***** Information shown

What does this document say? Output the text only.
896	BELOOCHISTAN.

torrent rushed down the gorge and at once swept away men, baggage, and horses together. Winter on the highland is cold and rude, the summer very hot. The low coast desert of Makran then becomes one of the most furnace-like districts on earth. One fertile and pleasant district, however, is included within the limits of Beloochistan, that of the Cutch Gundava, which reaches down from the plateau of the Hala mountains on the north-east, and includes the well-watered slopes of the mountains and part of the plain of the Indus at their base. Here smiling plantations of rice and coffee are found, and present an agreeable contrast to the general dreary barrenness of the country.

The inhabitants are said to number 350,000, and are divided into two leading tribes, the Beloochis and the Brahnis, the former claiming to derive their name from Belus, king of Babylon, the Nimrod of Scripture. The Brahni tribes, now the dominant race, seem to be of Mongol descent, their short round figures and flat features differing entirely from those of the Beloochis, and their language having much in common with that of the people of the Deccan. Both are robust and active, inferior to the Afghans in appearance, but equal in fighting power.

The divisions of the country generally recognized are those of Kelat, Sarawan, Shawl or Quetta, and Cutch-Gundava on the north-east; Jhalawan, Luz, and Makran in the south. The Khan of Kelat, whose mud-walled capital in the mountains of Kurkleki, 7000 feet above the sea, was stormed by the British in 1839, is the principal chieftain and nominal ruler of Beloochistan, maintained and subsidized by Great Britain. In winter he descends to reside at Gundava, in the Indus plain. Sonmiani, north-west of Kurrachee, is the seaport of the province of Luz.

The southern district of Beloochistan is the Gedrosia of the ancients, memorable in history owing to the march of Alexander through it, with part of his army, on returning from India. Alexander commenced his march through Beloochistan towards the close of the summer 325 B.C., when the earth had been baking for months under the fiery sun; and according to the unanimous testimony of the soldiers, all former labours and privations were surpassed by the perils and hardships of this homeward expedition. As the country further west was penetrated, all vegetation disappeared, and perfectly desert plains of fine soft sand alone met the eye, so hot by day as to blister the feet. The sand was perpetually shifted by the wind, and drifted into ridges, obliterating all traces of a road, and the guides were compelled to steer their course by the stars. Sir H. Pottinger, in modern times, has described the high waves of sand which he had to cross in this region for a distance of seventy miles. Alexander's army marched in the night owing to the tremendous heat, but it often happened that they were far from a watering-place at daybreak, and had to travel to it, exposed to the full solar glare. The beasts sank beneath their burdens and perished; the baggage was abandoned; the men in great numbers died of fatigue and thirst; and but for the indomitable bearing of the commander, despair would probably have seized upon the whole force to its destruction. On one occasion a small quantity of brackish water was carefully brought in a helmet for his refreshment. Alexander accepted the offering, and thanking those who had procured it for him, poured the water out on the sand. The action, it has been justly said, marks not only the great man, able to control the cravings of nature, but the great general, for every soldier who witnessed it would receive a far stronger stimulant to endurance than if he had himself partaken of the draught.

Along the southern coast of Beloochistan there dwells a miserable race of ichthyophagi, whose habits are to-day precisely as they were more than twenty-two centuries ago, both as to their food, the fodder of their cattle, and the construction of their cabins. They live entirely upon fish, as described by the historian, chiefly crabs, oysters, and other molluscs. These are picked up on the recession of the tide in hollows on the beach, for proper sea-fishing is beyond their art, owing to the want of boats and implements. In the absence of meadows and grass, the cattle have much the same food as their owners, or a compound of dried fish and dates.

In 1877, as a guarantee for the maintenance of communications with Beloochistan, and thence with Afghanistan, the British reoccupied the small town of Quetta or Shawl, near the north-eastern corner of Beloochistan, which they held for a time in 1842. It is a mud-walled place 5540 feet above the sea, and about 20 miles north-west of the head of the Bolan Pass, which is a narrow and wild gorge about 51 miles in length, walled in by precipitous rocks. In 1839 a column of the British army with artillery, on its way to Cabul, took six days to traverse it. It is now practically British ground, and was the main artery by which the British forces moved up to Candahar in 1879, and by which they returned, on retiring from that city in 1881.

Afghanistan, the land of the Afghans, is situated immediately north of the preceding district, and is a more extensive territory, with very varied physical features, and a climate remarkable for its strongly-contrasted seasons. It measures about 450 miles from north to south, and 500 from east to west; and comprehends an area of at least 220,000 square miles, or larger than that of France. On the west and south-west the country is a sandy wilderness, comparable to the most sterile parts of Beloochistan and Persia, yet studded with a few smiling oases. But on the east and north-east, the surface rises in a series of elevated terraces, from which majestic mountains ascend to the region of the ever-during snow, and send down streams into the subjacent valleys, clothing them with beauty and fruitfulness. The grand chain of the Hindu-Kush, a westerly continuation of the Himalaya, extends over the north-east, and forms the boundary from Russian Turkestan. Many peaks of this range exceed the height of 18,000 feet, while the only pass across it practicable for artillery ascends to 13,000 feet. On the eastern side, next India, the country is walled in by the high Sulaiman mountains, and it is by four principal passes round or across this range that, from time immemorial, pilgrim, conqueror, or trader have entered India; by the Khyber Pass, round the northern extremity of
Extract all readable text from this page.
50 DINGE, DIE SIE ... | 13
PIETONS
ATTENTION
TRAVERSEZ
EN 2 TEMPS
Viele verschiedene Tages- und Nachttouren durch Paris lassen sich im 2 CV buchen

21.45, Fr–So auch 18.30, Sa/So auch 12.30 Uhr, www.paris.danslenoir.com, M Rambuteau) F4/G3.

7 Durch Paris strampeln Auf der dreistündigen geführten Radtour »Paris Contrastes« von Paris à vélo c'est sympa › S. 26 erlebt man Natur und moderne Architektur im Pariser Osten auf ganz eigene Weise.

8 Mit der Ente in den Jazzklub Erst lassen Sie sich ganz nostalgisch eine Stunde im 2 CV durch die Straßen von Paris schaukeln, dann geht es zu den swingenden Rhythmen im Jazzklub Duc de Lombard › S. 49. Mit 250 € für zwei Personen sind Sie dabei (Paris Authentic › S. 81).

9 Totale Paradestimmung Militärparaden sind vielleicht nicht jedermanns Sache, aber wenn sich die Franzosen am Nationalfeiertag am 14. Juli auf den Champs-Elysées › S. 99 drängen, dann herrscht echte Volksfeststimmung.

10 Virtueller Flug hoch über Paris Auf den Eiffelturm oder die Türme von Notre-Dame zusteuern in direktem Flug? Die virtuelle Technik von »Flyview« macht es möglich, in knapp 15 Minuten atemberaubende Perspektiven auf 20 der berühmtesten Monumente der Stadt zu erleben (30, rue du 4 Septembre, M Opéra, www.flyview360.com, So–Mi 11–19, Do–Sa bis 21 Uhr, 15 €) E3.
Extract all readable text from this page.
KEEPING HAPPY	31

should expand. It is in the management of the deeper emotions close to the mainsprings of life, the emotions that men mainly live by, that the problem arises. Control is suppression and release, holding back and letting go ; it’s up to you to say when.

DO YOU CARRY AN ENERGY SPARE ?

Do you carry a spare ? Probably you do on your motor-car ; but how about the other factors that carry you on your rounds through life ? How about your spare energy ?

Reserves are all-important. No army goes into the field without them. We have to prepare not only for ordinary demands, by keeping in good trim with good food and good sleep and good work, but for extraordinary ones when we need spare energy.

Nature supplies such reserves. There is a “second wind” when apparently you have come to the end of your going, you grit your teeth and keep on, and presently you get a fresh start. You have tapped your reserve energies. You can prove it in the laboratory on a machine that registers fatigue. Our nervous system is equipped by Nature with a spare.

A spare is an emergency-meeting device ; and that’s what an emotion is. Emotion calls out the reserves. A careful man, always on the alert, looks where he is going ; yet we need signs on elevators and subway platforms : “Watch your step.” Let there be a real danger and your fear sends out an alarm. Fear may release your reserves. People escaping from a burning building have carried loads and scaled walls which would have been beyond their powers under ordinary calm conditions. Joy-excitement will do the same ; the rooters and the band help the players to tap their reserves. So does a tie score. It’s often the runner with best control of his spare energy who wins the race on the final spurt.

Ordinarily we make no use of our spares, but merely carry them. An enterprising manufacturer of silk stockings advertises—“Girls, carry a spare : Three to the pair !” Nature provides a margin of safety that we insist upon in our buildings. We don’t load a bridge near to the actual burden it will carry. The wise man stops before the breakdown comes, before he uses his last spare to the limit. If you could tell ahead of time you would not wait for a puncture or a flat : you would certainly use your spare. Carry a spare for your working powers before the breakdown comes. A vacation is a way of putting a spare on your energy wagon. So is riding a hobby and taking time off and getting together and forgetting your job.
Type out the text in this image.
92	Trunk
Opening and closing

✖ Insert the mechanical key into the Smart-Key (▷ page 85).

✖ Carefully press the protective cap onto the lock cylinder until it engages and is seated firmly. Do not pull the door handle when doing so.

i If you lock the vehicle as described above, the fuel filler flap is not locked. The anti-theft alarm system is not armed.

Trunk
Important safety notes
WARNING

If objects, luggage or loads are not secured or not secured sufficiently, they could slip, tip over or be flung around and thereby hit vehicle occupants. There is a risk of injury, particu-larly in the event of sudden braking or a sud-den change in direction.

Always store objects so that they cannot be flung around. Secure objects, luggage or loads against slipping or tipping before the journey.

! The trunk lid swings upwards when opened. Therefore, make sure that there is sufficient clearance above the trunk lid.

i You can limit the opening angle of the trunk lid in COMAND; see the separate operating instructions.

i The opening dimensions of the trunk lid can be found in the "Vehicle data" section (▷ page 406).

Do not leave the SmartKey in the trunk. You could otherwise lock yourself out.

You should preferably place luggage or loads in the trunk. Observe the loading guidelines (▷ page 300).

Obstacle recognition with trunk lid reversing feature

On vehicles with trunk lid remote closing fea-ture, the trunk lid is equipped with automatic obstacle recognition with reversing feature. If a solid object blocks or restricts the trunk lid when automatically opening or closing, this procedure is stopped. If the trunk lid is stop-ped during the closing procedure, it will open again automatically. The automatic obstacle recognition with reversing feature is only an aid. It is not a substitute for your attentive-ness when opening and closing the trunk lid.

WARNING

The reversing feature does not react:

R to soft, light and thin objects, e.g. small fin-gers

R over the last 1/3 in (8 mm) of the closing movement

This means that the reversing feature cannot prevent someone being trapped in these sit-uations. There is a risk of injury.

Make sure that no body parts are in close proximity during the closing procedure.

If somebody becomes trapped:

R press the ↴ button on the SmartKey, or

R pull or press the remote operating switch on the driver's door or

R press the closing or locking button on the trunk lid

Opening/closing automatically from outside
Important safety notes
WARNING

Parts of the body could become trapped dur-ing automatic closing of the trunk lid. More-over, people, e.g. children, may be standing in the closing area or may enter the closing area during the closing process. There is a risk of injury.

**********

Which lines contain "becomes"? Copy each of them out.

torrent rushed down the gorge and at once swept away men, baggage, and horses together. Winter on the highland is cold and rude, the summer very hot. The low coast desert of Makran then becomes one of the most furnace-like districts on earth. One fertile and pleasant district, however, is included within the limits of Beloochistan, that of the Cutch Gundava, which reaches down from the plateau of the Hala mountains on the north-east, and includes the well-watered slopes of the mountains and part of the plain of the Indus at their base. Here smiling plantations of rice and coffee are found, and present an agreeable contrast to the general dreary barrenness of the country.
If somebody becomes trapped:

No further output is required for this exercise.